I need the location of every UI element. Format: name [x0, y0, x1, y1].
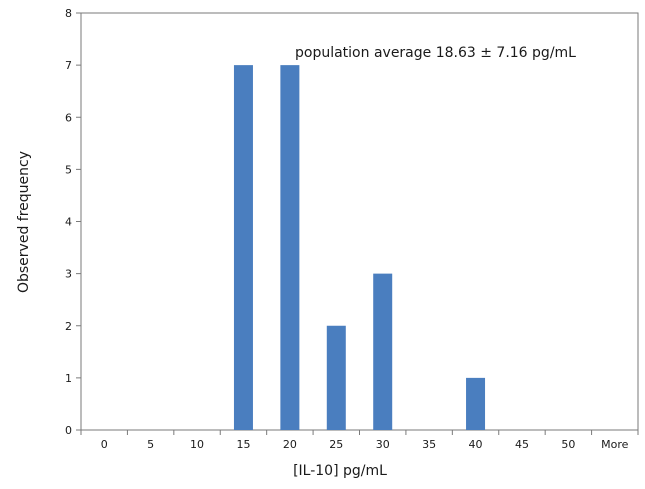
y-axis-title: Observed frequency — [16, 151, 32, 293]
y-tick-label: 0 — [65, 424, 72, 437]
y-tick-label: 1 — [65, 372, 72, 385]
x-tick-label: 10 — [190, 438, 204, 451]
histogram-bar — [466, 377, 486, 430]
x-tick-label: 35 — [422, 438, 436, 451]
y-tick-label: 4 — [65, 216, 72, 229]
y-tick-label: 8 — [65, 7, 72, 20]
x-axis-ticks: 0 5 10 15 20 25 30 35 40 45 50 More — [80, 430, 639, 451]
y-tick-label: 3 — [65, 268, 72, 281]
histogram-bar — [373, 273, 393, 430]
x-axis-title: [IL-10] pg/mL — [293, 463, 387, 479]
y-tick-label: 7 — [65, 59, 72, 72]
y-tick-label: 6 — [65, 111, 72, 124]
x-tick-label: 15 — [236, 438, 250, 451]
x-tick-label: 50 — [561, 438, 575, 451]
plot-frame — [80, 12, 639, 431]
y-axis-ticks: 0 1 2 3 4 5 6 7 8 — [65, 7, 81, 437]
x-tick-label: More — [601, 438, 629, 451]
x-tick-label: 45 — [515, 438, 529, 451]
histogram-bar — [233, 65, 253, 430]
x-tick-label: 40 — [469, 438, 483, 451]
x-tick-label: 20 — [283, 438, 297, 451]
histogram-bar — [280, 65, 300, 430]
chart-annotation: population average 18.63 ± 7.16 pg/mL — [295, 45, 576, 61]
x-tick-label: 25 — [329, 438, 343, 451]
y-tick-label: 5 — [65, 163, 72, 176]
x-tick-label: 5 — [147, 438, 154, 451]
bars-layer — [233, 65, 486, 430]
histogram-bar — [326, 325, 346, 430]
x-tick-label: 0 — [101, 438, 108, 451]
x-tick-label: 30 — [376, 438, 390, 451]
y-tick-label: 2 — [65, 320, 72, 333]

### SET PROBLEM
From the items above, copy every line that contains the string "histogram".

### TASK OUTPUT
histogram-bar — [466, 377, 486, 430]
histogram-bar — [373, 273, 393, 430]
histogram-bar — [233, 65, 253, 430]
histogram-bar — [280, 65, 300, 430]
histogram-bar — [326, 325, 346, 430]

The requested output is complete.